* [WHAT YOU NEED TO DO] Copy out exactly every line from the line containing "Read this page and output its text content." until the records below end, inclusive of both boundary lines.

* [RECORDS TO USE]
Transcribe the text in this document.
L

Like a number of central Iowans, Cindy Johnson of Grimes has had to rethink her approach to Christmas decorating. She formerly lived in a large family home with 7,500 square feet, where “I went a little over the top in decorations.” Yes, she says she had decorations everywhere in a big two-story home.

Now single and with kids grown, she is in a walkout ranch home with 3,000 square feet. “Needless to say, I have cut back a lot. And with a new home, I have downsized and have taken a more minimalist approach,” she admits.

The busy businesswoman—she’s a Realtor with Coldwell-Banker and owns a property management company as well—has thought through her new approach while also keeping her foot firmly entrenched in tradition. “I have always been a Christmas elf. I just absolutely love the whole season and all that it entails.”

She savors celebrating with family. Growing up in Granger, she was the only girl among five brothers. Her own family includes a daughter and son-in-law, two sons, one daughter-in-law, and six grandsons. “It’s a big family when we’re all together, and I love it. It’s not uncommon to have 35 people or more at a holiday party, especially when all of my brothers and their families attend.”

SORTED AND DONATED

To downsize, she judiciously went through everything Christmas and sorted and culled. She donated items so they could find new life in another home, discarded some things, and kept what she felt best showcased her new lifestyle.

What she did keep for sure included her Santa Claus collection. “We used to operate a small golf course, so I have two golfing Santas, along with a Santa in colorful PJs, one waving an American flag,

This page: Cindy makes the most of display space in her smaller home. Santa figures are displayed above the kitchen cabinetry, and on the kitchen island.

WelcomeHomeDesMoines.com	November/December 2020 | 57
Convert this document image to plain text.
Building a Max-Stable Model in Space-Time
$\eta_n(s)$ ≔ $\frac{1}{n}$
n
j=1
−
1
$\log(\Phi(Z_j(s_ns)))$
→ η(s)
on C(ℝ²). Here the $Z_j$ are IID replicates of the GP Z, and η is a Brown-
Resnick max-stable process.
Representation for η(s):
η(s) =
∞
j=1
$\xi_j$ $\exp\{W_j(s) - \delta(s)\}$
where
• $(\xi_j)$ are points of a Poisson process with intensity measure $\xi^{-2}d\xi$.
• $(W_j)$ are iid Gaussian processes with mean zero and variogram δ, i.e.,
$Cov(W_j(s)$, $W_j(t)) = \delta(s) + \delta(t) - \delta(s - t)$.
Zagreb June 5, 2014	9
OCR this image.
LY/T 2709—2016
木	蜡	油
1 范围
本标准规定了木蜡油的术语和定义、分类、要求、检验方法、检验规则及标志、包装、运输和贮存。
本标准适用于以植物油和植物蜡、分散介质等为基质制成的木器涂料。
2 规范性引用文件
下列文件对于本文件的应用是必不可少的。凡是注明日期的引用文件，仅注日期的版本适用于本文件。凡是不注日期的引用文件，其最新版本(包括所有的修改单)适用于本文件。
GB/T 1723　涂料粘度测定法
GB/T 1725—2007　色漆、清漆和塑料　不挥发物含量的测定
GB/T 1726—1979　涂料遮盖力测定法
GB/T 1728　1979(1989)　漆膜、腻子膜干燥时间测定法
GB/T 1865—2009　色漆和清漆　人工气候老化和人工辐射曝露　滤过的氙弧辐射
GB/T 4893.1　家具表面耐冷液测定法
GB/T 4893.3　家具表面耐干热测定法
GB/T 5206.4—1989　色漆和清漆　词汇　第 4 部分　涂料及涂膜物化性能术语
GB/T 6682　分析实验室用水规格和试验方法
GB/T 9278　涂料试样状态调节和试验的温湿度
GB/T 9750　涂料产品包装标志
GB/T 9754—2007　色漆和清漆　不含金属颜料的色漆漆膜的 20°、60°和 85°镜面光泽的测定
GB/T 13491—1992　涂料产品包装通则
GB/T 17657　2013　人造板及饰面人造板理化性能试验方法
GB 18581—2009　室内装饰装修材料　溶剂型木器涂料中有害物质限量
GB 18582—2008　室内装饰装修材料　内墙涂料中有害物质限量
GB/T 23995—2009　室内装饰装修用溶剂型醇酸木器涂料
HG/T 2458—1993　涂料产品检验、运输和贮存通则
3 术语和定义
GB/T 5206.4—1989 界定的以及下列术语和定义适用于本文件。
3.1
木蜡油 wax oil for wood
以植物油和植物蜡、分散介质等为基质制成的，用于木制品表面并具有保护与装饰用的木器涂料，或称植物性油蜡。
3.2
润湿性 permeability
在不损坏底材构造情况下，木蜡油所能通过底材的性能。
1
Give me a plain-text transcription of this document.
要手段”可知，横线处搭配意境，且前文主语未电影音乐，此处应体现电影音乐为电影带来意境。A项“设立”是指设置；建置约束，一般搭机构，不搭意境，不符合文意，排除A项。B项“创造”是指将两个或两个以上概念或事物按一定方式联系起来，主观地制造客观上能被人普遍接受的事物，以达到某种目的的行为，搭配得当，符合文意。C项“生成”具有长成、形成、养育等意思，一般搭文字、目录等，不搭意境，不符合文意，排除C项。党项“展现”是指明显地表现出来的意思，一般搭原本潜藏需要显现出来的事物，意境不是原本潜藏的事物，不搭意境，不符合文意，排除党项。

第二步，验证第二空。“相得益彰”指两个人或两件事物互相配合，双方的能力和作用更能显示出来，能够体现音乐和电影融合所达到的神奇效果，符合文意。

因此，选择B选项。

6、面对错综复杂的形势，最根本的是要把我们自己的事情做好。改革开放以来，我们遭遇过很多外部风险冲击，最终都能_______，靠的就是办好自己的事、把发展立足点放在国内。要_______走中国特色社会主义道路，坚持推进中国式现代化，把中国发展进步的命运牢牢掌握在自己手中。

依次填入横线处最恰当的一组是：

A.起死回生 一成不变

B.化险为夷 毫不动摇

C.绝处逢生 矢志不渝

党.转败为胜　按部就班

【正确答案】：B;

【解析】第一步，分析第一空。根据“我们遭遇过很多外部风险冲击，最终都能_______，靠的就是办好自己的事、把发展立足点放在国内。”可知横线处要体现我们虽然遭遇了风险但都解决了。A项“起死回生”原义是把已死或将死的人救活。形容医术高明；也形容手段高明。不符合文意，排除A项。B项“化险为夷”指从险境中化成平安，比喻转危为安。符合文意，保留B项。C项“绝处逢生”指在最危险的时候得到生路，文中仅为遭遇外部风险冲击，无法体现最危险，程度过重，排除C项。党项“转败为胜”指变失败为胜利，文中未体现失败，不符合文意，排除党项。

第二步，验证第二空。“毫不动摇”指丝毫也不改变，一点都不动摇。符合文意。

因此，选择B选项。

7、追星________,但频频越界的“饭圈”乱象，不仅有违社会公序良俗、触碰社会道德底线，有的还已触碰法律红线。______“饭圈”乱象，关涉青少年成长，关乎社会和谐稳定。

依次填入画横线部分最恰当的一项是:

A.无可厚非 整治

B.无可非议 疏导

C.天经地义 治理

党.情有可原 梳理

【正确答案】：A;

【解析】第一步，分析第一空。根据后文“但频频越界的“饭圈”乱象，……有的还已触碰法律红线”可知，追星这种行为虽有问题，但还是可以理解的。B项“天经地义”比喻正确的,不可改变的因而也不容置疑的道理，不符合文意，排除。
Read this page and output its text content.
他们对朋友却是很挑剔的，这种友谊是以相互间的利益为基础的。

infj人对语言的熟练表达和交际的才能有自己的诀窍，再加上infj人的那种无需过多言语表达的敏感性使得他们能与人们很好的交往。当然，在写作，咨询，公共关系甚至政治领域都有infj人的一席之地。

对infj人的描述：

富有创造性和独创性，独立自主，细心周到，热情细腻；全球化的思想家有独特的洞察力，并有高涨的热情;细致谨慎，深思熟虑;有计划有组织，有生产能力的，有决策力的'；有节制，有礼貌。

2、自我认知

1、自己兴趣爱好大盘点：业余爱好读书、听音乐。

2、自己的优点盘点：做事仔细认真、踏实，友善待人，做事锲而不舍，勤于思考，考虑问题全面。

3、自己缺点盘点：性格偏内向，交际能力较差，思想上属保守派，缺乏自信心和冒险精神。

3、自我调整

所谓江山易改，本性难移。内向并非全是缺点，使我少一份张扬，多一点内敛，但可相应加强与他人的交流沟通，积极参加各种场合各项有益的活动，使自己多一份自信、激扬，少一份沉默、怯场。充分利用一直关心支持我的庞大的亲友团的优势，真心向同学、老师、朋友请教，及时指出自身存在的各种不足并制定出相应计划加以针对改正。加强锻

* [ANSWER TO THIS PROBLEM]
Read this page and output its text content.
他们对朋友却是很挑剔的，这种友谊是以相互间的利益为基础的。

infj人对语言的熟练表达和交际的才能有自己的诀窍，再加上infj人的那种无需过多言语表达的敏感性使得他们能与人们很好的交往。当然，在写作，咨询，公共关系甚至政治领域都有infj人的一席之地。

对infj人的描述：

富有创造性和独创性，独立自主，细心周到，热情细腻；全球化的思想家有独特的洞察力，并有高涨的热情;细致谨慎，深思熟虑;有计划有组织，有生产能力的，有决策力的'；有节制，有礼貌。

2、自我认知

1、自己兴趣爱好大盘点：业余爱好读书、听音乐。

2、自己的优点盘点：做事仔细认真、踏实，友善待人，做事锲而不舍，勤于思考，考虑问题全面。

3、自己缺点盘点：性格偏内向，交际能力较差，思想上属保守派，缺乏自信心和冒险精神。

3、自我调整

所谓江山易改，本性难移。内向并非全是缺点，使我少一份张扬，多一点内敛，但可相应加强与他人的交流沟通，积极参加各种场合各项有益的活动，使自己多一份自信、激扬，少一份沉默、怯场。充分利用一直关心支持我的庞大的亲友团的优势，真心向同学、老师、朋友请教，及时指出自身存在的各种不足并制定出相应计划加以针对改正。加强锻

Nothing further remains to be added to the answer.